#### [Data shown]
══════
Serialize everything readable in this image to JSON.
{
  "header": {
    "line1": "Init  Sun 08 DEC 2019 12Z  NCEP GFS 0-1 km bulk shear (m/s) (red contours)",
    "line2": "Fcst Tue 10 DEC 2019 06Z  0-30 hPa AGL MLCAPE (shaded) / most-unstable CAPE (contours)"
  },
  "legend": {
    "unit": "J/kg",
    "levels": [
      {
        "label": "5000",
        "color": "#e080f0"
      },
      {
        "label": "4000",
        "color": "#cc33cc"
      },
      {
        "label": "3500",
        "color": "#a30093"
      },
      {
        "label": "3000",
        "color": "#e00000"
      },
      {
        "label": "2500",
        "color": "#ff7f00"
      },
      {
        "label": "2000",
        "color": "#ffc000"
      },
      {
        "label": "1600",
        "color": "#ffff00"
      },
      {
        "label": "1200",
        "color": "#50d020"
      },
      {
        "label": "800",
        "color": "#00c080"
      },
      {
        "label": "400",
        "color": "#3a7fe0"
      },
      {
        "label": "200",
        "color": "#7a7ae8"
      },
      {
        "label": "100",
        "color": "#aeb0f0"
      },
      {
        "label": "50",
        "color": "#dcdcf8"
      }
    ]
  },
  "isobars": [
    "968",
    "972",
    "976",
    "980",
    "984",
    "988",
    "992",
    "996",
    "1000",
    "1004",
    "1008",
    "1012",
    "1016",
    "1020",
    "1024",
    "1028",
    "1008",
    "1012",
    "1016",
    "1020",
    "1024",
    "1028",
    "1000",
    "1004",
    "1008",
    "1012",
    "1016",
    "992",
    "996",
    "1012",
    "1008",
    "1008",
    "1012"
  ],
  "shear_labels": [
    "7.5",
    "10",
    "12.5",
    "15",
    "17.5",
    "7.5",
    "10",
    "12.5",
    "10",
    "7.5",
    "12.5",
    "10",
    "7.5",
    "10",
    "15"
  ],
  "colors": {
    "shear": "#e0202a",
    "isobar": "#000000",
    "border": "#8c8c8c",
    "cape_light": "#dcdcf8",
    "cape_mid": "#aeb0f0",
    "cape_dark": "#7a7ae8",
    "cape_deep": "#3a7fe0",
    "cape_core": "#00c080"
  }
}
══════
Make a verbatim copy of every entry shown above.

Serialize everything readable in this image to JSON.
{
  "header": {
    "line1": "Init  Sun 08 DEC 2019 12Z  NCEP GFS 0-1 km bulk shear (m/s) (red contours)",
    "line2": "Fcst Tue 10 DEC 2019 06Z  0-30 hPa AGL MLCAPE (shaded) / most-unstable CAPE (contours)"
  },
  "legend": {
    "unit": "J/kg",
    "levels": [
      {
        "label": "5000",
        "color": "#e080f0"
      },
      {
        "label": "4000",
        "color": "#cc33cc"
      },
      {
        "label": "3500",
        "color": "#a30093"
      },
      {
        "label": "3000",
        "color": "#e00000"
      },
      {
        "label": "2500",
        "color": "#ff7f00"
      },
      {
        "label": "2000",
        "color": "#ffc000"
      },
      {
        "label": "1600",
        "color": "#ffff00"
      },
      {
        "label": "1200",
        "color": "#50d020"
      },
      {
        "label": "800",
        "color": "#00c080"
      },
      {
        "label": "400",
        "color": "#3a7fe0"
      },
      {
        "label": "200",
        "color": "#7a7ae8"
      },
      {
        "label": "100",
        "color": "#aeb0f0"
      },
      {
        "label": "50",
        "color": "#dcdcf8"
      }
    ]
  },
  "isobars": [
    "968",
    "972",
    "976",
    "980",
    "984",
    "988",
    "992",
    "996",
    "1000",
    "1004",
    "1008",
    "1012",
    "1016",
    "1020",
    "1024",
    "1028",
    "1008",
    "1012",
    "1016",
    "1020",
    "1024",
    "1028",
    "1000",
    "1004",
    "1008",
    "1012",
    "1016",
    "992",
    "996",
    "1012",
    "1008",
    "1008",
    "1012"
  ],
  "shear_labels": [
    "7.5",
    "10",
    "12.5",
    "15",
    "17.5",
    "7.5",
    "10",
    "12.5",
    "10",
    "7.5",
    "12.5",
    "10",
    "7.5",
    "10",
    "15"
  ],
  "colors": {
    "shear": "#e0202a",
    "isobar": "#000000",
    "border": "#8c8c8c",
    "cape_light": "#dcdcf8",
    "cape_mid": "#aeb0f0",
    "cape_dark": "#7a7ae8",
    "cape_deep": "#3a7fe0",
    "cape_core": "#00c080"
  }
}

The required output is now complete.